[AIM] Where a line of the material contains the string "JSON", copy that line.

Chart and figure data
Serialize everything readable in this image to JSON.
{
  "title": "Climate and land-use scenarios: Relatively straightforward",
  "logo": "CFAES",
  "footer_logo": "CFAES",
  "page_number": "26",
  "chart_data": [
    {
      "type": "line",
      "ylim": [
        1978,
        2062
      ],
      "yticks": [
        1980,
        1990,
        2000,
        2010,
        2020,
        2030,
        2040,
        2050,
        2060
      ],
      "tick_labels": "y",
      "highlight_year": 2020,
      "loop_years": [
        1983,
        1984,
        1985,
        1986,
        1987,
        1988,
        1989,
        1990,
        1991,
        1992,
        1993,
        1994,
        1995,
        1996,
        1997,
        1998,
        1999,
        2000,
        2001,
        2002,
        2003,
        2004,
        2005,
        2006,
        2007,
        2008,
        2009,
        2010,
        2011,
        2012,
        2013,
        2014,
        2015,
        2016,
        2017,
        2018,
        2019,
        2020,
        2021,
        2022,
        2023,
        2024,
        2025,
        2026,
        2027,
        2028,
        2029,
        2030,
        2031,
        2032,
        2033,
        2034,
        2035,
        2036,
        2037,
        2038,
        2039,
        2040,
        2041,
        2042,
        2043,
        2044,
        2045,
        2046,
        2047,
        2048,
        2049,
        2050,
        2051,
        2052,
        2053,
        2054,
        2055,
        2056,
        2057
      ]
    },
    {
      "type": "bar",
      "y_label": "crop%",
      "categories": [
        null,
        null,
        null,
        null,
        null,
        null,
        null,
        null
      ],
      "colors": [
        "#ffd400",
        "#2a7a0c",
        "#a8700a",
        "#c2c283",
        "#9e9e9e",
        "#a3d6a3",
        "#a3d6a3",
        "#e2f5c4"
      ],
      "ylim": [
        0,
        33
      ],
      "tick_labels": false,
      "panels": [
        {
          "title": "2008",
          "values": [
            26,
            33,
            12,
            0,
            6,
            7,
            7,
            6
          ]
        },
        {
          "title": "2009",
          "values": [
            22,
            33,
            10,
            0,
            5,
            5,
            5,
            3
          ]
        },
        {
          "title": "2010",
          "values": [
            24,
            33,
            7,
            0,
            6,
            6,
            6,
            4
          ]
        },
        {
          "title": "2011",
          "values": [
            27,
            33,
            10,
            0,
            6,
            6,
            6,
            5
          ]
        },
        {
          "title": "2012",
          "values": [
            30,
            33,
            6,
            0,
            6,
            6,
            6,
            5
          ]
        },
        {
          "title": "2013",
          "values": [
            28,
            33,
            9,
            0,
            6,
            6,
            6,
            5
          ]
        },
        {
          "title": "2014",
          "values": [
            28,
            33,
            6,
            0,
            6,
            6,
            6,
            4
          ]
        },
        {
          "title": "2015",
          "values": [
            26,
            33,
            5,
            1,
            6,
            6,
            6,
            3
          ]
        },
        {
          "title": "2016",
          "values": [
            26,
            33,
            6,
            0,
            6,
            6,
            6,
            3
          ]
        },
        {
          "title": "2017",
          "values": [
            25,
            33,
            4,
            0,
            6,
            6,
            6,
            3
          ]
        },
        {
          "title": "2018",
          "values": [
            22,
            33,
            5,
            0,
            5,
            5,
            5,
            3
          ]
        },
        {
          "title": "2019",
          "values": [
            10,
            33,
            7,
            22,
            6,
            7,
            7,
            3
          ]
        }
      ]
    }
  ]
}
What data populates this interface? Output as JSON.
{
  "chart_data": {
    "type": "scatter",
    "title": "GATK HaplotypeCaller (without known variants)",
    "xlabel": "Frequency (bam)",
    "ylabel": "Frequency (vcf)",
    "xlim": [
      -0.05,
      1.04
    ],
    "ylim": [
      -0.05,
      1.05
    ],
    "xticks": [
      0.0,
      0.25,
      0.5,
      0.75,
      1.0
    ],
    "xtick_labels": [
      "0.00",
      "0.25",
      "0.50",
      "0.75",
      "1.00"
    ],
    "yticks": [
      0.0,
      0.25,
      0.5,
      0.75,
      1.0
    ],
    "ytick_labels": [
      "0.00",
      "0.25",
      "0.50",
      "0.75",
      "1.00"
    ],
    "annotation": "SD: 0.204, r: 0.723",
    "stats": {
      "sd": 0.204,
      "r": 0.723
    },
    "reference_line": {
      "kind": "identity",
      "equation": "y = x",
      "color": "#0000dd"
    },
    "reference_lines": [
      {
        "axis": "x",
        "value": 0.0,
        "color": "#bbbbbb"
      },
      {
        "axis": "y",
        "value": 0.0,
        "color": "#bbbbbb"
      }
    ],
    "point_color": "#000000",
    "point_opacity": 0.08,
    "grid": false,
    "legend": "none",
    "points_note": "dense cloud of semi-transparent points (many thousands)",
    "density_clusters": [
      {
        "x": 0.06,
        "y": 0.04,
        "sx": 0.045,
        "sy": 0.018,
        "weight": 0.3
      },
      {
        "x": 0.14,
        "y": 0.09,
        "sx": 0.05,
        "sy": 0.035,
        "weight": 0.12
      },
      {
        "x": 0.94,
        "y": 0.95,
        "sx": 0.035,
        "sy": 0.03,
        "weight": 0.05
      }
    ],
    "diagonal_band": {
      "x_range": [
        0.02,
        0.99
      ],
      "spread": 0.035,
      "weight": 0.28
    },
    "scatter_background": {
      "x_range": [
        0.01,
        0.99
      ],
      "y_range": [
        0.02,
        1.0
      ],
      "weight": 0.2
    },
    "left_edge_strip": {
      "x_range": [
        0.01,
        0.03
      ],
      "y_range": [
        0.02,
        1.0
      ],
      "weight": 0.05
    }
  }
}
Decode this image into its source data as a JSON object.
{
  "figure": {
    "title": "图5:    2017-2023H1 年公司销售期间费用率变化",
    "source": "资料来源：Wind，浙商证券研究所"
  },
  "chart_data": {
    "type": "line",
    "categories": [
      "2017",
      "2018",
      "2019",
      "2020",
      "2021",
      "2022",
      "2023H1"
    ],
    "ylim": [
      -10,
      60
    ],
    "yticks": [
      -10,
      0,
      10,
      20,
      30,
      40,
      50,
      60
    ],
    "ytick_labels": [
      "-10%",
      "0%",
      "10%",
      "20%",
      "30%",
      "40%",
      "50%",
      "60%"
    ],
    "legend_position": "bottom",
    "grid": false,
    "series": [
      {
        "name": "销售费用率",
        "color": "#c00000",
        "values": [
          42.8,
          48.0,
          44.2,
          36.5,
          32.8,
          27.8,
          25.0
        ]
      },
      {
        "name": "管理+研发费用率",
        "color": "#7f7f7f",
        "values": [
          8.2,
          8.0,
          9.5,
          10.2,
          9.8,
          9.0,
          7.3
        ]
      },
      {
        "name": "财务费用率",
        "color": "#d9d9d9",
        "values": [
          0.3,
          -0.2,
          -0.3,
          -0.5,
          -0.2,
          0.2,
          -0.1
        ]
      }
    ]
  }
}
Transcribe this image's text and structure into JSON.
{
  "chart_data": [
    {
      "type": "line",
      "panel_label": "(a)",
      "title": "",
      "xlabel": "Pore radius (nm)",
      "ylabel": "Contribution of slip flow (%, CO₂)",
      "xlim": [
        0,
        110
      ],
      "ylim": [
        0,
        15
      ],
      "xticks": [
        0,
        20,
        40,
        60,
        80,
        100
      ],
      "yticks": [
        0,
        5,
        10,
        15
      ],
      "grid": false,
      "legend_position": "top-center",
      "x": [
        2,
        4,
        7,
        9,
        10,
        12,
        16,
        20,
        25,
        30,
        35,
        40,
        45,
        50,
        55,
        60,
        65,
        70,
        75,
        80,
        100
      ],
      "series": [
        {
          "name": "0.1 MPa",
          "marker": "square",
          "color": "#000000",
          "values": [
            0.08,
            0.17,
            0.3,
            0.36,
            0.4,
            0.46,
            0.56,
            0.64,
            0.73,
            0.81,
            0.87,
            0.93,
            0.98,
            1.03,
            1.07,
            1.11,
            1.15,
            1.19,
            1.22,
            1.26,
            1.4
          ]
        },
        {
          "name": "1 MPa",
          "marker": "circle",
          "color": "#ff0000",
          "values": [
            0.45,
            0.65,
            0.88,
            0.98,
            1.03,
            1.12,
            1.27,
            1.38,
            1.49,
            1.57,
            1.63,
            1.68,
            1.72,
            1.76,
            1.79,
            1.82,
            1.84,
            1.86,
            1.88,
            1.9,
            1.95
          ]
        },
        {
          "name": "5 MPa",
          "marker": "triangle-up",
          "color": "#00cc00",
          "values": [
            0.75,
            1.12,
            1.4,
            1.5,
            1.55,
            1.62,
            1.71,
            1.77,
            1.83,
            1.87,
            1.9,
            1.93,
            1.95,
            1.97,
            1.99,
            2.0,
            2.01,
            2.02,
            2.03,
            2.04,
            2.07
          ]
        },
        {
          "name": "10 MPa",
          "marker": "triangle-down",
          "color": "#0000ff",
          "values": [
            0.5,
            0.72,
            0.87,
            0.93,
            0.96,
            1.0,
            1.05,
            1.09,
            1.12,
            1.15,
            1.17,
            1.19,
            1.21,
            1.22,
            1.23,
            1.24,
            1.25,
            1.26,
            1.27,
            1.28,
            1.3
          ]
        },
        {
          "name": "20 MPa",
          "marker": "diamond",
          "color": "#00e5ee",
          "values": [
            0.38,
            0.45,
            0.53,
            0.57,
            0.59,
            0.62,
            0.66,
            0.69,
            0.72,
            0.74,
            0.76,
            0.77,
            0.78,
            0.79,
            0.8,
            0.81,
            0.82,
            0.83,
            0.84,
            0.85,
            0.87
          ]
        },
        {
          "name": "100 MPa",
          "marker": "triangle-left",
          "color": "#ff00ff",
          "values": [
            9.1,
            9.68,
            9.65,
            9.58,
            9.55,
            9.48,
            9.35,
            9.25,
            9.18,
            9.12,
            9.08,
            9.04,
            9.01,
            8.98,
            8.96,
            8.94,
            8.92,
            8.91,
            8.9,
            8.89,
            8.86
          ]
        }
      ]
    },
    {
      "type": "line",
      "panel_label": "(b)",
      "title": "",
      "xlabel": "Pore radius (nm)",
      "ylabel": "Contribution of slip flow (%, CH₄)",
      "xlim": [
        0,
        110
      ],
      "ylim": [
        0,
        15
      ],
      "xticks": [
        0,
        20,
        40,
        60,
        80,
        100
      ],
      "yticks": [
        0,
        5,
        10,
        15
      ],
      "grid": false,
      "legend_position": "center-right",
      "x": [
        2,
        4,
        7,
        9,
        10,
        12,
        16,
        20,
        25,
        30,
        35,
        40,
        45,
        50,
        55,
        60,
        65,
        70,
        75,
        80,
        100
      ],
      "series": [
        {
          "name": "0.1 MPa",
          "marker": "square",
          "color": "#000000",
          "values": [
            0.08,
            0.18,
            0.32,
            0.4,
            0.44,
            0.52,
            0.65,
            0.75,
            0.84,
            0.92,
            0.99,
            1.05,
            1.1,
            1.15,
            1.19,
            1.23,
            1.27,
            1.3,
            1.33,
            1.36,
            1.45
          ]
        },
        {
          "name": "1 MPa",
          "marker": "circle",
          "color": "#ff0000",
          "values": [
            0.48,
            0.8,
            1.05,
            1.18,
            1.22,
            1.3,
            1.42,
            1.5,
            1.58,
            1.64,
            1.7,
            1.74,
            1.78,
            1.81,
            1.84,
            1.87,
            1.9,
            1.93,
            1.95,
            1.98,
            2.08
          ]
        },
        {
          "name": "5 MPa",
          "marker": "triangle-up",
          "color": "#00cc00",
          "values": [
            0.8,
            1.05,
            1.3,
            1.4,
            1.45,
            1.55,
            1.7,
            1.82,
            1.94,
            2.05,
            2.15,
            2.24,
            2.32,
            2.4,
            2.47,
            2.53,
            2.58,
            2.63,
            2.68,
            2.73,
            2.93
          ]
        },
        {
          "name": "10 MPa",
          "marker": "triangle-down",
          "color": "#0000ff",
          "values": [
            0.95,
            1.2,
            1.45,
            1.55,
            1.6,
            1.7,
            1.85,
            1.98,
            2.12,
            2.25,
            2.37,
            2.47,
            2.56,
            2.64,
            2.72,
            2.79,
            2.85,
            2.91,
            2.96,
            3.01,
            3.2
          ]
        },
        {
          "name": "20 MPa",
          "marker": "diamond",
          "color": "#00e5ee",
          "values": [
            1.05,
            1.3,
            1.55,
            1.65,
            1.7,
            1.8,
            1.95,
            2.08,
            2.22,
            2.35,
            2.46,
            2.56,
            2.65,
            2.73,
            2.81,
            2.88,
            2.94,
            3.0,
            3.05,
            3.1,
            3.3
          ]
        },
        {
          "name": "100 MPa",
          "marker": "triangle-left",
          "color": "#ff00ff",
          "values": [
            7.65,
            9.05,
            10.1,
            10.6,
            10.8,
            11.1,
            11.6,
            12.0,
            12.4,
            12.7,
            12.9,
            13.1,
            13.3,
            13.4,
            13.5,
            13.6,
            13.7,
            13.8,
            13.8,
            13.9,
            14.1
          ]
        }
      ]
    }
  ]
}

[THE SOLUTION]
Serialize everything readable in this image to JSON.
What data populates this interface? Output as JSON.
Decode this image into its source data as a JSON object.
Transcribe this image's text and structure into JSON.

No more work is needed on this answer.